_Dataset extract_
"""

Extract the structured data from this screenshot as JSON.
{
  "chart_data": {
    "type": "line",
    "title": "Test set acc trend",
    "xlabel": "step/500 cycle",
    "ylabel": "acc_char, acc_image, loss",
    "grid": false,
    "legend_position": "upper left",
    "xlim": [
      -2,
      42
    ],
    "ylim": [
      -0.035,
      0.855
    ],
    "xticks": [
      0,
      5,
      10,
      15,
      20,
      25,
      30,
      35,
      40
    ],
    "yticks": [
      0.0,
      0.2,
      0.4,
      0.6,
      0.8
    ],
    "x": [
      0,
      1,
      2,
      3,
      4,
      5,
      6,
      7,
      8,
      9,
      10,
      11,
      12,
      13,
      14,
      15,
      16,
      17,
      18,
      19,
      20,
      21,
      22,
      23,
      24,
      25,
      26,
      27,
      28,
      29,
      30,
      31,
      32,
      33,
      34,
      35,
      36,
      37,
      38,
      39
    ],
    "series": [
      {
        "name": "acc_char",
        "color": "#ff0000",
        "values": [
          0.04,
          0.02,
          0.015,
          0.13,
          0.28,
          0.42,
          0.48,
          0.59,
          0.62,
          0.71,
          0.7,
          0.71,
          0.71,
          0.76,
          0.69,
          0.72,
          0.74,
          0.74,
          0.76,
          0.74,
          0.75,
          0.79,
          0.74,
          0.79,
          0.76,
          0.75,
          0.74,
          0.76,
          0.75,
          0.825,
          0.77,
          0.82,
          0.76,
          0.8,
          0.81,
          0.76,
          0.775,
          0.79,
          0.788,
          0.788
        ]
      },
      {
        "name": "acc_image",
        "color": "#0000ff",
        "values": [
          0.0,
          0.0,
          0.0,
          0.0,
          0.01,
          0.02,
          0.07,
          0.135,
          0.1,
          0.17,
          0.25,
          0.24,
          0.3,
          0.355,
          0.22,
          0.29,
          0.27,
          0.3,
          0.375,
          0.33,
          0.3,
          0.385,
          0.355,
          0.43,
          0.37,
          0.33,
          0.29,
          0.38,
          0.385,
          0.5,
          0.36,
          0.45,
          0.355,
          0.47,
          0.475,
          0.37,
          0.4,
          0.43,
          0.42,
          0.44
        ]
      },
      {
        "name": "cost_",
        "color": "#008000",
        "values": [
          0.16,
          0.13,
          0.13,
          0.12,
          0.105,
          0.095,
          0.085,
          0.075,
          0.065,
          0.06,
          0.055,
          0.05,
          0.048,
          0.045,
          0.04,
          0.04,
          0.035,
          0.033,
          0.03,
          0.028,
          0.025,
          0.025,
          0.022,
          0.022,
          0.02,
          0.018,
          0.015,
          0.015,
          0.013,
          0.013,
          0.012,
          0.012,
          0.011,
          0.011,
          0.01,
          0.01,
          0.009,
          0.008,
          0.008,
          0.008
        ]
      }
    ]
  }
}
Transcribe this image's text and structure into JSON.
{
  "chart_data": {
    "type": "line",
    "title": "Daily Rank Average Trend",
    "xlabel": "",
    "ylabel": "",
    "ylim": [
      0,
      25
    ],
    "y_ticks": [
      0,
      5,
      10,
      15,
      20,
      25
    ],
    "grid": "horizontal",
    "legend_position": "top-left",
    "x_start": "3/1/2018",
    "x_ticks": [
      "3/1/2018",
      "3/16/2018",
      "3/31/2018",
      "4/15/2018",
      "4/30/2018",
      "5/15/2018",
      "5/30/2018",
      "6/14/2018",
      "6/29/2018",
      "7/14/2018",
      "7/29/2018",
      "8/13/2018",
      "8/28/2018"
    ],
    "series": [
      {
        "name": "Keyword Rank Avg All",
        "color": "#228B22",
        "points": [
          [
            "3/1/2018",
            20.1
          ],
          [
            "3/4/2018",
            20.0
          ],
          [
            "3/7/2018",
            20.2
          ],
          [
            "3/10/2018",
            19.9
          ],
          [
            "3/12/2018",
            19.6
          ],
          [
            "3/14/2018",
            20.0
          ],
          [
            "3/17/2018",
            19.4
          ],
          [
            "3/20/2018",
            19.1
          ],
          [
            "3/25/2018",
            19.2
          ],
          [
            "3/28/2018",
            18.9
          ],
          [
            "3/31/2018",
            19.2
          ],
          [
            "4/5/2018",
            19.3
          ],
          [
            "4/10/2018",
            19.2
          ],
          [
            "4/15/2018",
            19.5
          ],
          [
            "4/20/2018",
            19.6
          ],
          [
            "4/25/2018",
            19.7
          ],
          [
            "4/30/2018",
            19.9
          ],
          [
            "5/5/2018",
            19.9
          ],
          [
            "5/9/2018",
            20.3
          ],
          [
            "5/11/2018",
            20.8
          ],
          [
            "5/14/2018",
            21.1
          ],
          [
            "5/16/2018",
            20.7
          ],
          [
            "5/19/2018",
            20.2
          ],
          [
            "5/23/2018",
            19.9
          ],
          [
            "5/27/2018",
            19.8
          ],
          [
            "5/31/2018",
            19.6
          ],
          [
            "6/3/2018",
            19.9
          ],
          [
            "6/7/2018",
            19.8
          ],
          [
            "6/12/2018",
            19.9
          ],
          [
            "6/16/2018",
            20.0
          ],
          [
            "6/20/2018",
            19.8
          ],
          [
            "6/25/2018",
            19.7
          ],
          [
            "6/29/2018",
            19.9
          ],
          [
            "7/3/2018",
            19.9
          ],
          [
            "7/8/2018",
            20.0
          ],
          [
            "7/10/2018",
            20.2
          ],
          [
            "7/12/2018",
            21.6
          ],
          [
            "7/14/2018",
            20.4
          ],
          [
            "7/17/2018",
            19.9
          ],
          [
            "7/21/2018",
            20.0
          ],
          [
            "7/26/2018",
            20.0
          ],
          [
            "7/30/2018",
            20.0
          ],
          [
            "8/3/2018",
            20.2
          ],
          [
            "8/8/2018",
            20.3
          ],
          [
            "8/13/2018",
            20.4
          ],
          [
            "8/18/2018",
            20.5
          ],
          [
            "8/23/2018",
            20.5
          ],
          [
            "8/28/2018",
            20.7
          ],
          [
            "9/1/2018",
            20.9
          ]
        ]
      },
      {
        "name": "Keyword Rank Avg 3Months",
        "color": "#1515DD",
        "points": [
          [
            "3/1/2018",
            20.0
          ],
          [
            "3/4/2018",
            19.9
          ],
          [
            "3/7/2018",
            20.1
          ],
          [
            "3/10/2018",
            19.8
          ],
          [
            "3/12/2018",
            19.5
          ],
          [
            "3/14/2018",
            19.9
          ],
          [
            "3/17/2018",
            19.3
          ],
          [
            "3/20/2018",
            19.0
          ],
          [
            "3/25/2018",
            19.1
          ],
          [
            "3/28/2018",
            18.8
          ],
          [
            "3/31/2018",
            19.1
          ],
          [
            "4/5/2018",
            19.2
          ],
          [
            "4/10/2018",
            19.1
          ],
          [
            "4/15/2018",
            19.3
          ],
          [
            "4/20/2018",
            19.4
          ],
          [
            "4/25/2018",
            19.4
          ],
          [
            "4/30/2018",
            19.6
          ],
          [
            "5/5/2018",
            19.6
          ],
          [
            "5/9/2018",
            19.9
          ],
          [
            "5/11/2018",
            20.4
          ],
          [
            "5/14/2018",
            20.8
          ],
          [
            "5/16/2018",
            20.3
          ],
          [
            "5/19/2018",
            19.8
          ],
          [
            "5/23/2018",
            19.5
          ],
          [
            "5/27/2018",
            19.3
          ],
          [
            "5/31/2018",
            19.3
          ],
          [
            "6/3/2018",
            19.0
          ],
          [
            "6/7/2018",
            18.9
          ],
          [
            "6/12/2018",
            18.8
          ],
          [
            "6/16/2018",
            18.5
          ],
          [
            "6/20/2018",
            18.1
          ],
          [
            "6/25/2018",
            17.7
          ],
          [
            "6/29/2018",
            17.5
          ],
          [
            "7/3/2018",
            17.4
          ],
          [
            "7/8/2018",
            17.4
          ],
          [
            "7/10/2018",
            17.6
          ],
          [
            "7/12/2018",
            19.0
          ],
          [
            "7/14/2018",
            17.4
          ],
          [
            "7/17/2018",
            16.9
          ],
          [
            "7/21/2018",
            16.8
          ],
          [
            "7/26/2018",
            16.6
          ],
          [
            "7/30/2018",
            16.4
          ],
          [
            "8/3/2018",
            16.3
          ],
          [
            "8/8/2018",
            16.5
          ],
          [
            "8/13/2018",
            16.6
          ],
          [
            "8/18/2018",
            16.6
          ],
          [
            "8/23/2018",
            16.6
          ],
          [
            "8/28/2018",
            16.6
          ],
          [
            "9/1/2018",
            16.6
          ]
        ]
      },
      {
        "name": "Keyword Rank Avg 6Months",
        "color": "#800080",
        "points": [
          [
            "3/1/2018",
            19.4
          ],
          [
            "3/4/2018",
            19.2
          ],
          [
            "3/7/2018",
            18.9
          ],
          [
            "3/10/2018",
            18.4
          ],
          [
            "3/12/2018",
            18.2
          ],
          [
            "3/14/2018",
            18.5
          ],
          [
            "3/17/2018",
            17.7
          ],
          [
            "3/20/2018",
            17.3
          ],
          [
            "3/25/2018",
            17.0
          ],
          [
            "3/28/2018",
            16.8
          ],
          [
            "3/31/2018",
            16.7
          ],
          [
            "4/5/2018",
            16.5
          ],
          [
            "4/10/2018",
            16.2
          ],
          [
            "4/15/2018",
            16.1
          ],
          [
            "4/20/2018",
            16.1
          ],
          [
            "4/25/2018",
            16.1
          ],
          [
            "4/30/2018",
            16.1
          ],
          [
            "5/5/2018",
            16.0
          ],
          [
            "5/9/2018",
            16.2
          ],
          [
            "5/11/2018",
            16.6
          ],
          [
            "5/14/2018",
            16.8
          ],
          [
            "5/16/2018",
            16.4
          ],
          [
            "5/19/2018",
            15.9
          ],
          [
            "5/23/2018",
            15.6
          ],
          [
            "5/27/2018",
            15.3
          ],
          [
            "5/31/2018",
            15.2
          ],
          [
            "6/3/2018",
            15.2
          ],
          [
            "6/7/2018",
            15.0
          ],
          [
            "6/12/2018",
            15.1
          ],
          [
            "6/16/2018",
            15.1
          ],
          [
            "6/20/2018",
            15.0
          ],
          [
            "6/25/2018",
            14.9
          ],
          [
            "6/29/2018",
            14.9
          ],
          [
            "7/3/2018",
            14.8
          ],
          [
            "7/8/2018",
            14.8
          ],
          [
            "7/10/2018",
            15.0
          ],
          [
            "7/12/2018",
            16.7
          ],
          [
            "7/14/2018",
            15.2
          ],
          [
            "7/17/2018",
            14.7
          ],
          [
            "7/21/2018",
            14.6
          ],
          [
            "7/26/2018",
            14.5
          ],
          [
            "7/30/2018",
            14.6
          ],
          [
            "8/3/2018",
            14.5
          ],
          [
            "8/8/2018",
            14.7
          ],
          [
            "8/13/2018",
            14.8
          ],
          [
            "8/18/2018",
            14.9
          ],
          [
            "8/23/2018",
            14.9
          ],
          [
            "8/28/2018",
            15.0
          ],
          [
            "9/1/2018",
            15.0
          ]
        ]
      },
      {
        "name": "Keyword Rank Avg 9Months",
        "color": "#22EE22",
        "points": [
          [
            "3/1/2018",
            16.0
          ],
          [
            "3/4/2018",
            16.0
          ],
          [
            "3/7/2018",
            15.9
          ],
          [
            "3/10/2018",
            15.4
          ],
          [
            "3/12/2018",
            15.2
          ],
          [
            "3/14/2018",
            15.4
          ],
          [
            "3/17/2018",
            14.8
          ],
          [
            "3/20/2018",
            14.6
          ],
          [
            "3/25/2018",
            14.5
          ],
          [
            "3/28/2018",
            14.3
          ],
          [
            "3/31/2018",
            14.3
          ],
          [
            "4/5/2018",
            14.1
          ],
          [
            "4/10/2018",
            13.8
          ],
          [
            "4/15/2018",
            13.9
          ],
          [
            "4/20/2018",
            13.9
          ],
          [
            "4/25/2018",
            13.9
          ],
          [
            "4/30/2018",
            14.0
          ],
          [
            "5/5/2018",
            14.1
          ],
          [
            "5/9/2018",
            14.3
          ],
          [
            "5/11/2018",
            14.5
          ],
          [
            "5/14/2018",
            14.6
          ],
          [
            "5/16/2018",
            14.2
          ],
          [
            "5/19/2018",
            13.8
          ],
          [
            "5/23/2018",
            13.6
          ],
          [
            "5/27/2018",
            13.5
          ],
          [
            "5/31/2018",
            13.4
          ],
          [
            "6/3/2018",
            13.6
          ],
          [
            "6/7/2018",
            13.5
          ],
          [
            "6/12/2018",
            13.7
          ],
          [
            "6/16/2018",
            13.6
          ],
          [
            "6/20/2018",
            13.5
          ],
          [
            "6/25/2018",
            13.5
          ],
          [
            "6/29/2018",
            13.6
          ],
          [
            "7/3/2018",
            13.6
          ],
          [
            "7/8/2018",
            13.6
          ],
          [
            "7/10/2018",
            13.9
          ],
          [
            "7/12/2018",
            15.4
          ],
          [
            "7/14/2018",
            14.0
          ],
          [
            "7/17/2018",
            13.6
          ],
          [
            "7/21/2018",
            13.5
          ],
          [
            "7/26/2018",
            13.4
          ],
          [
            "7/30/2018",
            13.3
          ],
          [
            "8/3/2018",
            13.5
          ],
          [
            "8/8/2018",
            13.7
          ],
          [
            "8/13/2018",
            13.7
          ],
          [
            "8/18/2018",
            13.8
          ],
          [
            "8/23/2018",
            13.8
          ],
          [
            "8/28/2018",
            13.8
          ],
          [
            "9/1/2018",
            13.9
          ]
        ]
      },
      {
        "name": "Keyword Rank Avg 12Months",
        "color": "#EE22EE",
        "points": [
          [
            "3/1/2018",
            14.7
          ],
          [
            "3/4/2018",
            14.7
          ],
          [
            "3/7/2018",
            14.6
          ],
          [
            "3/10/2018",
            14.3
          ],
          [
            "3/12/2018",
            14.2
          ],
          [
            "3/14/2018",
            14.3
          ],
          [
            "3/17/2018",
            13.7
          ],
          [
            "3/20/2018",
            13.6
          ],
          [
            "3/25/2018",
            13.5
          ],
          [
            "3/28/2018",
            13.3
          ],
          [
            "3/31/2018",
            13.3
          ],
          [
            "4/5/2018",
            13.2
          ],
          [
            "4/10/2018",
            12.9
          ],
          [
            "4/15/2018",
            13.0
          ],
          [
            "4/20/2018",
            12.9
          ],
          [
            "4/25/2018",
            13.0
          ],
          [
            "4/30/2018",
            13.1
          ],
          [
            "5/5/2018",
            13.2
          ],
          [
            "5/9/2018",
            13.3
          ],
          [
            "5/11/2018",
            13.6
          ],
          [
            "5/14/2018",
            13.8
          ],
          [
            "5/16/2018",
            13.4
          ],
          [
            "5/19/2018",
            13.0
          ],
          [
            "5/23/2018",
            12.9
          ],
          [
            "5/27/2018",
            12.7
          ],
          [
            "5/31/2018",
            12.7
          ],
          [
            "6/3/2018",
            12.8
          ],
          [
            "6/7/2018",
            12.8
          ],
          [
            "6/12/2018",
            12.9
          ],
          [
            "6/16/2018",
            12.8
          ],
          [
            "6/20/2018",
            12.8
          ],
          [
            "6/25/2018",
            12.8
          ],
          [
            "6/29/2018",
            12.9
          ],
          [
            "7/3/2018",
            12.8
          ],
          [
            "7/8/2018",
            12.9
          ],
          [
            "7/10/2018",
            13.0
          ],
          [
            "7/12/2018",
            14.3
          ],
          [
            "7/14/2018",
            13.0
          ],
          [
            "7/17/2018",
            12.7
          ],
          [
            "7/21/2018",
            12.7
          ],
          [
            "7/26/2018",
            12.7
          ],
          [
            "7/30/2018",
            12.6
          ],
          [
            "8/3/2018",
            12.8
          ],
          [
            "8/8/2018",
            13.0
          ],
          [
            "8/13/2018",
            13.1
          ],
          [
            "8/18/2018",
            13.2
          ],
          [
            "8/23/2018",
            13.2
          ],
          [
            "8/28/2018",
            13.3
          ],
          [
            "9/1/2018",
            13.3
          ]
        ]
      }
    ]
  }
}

"""

_Goal_
From the data above, show each line that contains "Keyword".

_Solution to the exercise_
        "name": "Keyword Rank Avg All",
        "name": "Keyword Rank Avg 3Months",
        "name": "Keyword Rank Avg 6Months",
        "name": "Keyword Rank Avg 9Months",
        "name": "Keyword Rank Avg 12Months",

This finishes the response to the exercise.